• _Short exercise_:
Exactly as written, transcribe the lines that run from the one containing "OCR this image." to the end of the records below.

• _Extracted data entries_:
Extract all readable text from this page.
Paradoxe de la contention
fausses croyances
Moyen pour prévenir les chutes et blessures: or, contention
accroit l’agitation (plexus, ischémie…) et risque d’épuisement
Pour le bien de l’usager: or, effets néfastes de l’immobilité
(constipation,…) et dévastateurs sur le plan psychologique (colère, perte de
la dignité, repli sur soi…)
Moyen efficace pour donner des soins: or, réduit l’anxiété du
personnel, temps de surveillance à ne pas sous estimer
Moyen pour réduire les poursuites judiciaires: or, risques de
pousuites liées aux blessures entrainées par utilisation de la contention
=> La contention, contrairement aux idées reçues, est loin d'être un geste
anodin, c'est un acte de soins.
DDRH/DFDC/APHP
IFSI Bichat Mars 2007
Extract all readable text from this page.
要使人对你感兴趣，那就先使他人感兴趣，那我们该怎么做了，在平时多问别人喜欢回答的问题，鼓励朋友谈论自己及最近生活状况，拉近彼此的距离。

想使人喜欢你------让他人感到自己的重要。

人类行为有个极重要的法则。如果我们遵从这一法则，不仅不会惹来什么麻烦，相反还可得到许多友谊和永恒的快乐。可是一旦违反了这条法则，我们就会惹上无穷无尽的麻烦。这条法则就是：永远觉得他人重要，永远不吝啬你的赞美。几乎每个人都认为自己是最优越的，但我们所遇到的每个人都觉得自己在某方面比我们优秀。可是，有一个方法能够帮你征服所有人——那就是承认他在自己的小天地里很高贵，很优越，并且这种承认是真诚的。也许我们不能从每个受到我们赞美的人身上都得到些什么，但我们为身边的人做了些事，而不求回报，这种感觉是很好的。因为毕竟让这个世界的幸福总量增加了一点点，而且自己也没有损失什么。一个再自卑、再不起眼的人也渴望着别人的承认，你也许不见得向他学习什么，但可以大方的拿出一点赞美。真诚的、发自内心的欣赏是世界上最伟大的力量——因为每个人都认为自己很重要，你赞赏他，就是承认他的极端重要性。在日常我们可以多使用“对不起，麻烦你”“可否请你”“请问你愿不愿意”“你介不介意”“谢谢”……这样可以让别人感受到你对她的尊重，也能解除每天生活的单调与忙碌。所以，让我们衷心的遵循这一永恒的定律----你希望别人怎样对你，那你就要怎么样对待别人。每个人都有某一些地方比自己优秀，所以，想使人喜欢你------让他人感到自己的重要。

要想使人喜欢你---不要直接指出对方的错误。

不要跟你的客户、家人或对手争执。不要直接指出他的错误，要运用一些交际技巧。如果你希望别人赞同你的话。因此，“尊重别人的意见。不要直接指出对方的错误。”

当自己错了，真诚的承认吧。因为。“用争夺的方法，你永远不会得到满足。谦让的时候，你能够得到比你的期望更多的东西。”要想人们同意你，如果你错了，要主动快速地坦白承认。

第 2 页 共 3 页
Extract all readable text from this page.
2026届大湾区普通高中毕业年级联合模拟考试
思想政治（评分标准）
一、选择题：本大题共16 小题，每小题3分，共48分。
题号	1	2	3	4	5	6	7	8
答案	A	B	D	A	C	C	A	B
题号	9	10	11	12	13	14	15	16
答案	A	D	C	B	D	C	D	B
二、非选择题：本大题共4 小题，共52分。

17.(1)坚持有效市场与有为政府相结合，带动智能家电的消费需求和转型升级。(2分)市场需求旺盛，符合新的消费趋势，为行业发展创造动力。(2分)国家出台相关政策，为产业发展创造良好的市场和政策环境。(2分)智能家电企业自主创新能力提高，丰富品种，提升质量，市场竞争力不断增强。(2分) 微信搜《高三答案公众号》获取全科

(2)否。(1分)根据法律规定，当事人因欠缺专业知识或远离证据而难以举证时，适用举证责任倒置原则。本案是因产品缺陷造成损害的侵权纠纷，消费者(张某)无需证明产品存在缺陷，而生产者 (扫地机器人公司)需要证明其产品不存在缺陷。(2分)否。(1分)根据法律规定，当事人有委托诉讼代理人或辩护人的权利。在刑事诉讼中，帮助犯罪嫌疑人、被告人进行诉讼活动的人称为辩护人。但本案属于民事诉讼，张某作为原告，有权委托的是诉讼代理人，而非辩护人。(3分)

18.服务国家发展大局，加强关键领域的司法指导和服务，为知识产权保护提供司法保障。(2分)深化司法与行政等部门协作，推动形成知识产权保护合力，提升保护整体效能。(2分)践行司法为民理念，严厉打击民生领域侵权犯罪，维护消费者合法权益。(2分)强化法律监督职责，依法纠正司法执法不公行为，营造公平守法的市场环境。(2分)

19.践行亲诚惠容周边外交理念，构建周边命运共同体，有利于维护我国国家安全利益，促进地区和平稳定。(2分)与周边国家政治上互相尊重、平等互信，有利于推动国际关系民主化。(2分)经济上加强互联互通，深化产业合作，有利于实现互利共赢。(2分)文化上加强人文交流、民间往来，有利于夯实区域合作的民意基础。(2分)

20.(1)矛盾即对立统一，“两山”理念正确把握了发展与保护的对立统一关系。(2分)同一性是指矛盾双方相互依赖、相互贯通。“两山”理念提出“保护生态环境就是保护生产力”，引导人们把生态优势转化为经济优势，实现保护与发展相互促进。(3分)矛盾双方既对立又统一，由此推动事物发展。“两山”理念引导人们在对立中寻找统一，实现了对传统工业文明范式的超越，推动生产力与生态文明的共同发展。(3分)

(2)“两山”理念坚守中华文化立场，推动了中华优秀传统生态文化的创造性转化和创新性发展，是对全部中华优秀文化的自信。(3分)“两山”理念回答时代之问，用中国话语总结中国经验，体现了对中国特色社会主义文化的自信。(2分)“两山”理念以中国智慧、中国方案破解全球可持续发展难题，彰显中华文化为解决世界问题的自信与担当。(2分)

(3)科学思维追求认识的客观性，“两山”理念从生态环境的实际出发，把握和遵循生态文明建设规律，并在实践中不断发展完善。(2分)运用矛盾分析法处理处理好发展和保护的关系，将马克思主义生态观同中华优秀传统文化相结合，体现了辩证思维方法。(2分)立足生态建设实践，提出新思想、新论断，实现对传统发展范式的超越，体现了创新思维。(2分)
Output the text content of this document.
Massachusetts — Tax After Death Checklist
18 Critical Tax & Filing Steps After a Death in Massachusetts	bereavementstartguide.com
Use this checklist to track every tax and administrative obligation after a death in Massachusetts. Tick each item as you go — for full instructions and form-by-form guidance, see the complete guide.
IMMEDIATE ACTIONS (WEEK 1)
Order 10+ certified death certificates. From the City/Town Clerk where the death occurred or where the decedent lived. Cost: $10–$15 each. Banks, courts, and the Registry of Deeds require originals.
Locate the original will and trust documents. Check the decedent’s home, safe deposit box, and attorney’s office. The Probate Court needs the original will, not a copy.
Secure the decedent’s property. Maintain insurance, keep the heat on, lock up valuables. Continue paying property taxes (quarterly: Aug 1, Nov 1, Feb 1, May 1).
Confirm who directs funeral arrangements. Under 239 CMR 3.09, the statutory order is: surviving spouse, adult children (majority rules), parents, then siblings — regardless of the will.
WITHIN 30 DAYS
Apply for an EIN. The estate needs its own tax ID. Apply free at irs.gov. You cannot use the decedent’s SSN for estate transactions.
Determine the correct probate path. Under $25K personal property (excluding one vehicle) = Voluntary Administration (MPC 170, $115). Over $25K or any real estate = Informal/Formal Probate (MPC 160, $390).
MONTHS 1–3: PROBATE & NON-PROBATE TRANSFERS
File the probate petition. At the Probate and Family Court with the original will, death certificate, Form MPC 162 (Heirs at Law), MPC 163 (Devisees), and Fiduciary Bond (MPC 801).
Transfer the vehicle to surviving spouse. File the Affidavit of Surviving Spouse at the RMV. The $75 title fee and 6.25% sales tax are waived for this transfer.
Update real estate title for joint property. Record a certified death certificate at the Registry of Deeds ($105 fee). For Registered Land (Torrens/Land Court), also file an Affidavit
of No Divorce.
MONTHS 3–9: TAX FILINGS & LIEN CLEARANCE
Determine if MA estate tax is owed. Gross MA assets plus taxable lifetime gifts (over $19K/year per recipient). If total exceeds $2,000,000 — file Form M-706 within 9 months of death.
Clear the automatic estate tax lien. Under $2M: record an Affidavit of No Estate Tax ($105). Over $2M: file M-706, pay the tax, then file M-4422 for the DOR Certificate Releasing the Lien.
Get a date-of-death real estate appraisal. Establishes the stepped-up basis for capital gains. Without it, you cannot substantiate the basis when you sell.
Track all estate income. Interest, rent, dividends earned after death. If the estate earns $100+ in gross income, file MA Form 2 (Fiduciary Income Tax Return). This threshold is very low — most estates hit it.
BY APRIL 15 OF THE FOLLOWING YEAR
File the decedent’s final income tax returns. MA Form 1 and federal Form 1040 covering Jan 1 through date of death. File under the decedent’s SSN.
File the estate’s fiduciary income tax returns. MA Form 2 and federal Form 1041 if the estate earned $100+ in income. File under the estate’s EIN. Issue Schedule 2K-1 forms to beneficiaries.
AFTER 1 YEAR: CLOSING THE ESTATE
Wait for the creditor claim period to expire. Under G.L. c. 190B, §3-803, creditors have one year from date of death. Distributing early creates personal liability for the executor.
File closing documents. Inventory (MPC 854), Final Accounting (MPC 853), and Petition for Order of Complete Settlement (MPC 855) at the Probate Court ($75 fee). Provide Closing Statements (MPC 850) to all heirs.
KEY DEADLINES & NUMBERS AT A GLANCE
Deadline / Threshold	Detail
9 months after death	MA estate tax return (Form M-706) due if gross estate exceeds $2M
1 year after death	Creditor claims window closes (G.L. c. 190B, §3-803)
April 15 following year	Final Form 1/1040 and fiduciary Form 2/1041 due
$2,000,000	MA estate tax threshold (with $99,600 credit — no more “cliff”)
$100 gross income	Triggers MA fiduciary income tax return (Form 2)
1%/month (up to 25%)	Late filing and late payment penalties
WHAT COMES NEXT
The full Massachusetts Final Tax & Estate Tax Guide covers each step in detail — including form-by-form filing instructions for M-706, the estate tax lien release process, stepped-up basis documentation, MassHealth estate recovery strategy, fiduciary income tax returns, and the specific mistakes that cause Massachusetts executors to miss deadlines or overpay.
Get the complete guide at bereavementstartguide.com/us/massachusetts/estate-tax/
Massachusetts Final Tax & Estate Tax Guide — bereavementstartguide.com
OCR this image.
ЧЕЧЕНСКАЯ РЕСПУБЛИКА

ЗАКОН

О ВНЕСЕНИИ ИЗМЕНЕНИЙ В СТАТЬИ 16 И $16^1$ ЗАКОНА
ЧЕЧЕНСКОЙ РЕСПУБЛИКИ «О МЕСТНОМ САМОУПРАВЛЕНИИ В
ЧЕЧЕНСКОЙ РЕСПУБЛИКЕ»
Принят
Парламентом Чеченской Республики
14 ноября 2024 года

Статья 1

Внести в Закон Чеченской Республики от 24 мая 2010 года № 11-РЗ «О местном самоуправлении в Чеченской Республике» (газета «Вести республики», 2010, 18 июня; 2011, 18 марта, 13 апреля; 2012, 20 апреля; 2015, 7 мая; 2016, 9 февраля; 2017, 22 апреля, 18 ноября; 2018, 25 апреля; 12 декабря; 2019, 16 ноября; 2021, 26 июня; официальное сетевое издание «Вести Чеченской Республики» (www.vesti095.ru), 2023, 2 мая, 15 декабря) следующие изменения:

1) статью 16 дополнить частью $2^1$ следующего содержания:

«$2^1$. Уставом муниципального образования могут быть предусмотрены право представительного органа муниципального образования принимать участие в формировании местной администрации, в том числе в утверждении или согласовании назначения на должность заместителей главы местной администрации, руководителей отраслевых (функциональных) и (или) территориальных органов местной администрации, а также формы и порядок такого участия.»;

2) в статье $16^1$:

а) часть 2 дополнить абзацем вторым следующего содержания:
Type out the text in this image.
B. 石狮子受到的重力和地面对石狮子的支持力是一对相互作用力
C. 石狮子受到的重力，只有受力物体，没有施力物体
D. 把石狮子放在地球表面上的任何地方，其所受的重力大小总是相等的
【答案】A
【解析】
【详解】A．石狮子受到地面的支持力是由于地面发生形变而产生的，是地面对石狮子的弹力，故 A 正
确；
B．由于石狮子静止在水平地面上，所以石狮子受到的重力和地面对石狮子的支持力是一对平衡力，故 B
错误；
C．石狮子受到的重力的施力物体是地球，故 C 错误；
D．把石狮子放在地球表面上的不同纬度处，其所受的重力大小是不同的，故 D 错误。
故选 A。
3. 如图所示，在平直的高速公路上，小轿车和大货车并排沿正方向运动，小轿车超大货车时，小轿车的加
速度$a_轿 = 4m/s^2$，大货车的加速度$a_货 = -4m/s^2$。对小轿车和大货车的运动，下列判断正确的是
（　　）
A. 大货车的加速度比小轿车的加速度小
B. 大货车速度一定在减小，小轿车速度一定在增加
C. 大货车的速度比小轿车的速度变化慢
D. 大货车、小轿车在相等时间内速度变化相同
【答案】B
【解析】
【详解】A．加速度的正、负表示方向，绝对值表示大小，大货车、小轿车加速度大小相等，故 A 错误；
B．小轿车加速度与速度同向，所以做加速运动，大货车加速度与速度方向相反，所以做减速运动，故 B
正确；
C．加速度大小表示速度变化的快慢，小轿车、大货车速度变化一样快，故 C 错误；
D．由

• _Task output_:
OCR this image.
ЧЕЧЕНСКАЯ РЕСПУБЛИКА

ЗАКОН

О ВНЕСЕНИИ ИЗМЕНЕНИЙ В СТАТЬИ 16 И $16^1$ ЗАКОНА
ЧЕЧЕНСКОЙ РЕСПУБЛИКИ «О МЕСТНОМ САМОУПРАВЛЕНИИ В
ЧЕЧЕНСКОЙ РЕСПУБЛИКЕ»
Принят
Парламентом Чеченской Республики
14 ноября 2024 года

Статья 1

Внести в Закон Чеченской Республики от 24 мая 2010 года № 11-РЗ «О местном самоуправлении в Чеченской Республике» (газета «Вести республики», 2010, 18 июня; 2011, 18 марта, 13 апреля; 2012, 20 апреля; 2015, 7 мая; 2016, 9 февраля; 2017, 22 апреля, 18 ноября; 2018, 25 апреля; 12 декабря; 2019, 16 ноября; 2021, 26 июня; официальное сетевое издание «Вести Чеченской Республики» (www.vesti095.ru), 2023, 2 мая, 15 декабря) следующие изменения:

1) статью 16 дополнить частью $2^1$ следующего содержания:

«$2^1$. Уставом муниципального образования могут быть предусмотрены право представительного органа муниципального образования принимать участие в формировании местной администрации, в том числе в утверждении или согласовании назначения на должность заместителей главы местной администрации, руководителей отраслевых (функциональных) и (или) территориальных органов местной администрации, а также формы и порядок такого участия.»;

2) в статье $16^1$:

а) часть 2 дополнить абзацем вторым следующего содержания:
Type out the text in this image.
B. 石狮子受到的重力和地面对石狮子的支持力是一对相互作用力
C. 石狮子受到的重力，只有受力物体，没有施力物体
D. 把石狮子放在地球表面上的任何地方，其所受的重力大小总是相等的
【答案】A
【解析】
【详解】A．石狮子受到地面的支持力是由于地面发生形变而产生的，是地面对石狮子的弹力，故 A 正
确；
B．由于石狮子静止在水平地面上，所以石狮子受到的重力和地面对石狮子的支持力是一对平衡力，故 B
错误；
C．石狮子受到的重力的施力物体是地球，故 C 错误；
D．把石狮子放在地球表面上的不同纬度处，其所受的重力大小是不同的，故 D 错误。
故选 A。
3. 如图所示，在平直的高速公路上，小轿车和大货车并排沿正方向运动，小轿车超大货车时，小轿车的加
速度$a_轿 = 4m/s^2$，大货车的加速度$a_货 = -4m/s^2$。对小轿车和大货车的运动，下列判断正确的是
（　　）
A. 大货车的加速度比小轿车的加速度小
B. 大货车速度一定在减小，小轿车速度一定在增加
C. 大货车的速度比小轿车的速度变化慢
D. 大货车、小轿车在相等时间内速度变化相同
【答案】B
【解析】
【详解】A．加速度的正、负表示方向，绝对值表示大小，大货车、小轿车加速度大小相等，故 A 错误；
B．小轿车加速度与速度同向，所以做加速运动，大货车加速度与速度方向相反，所以做减速运动，故 B
正确；
C．加速度大小表示速度变化的快慢，小轿车、大货车速度变化一样快，故 C 错误；
D．由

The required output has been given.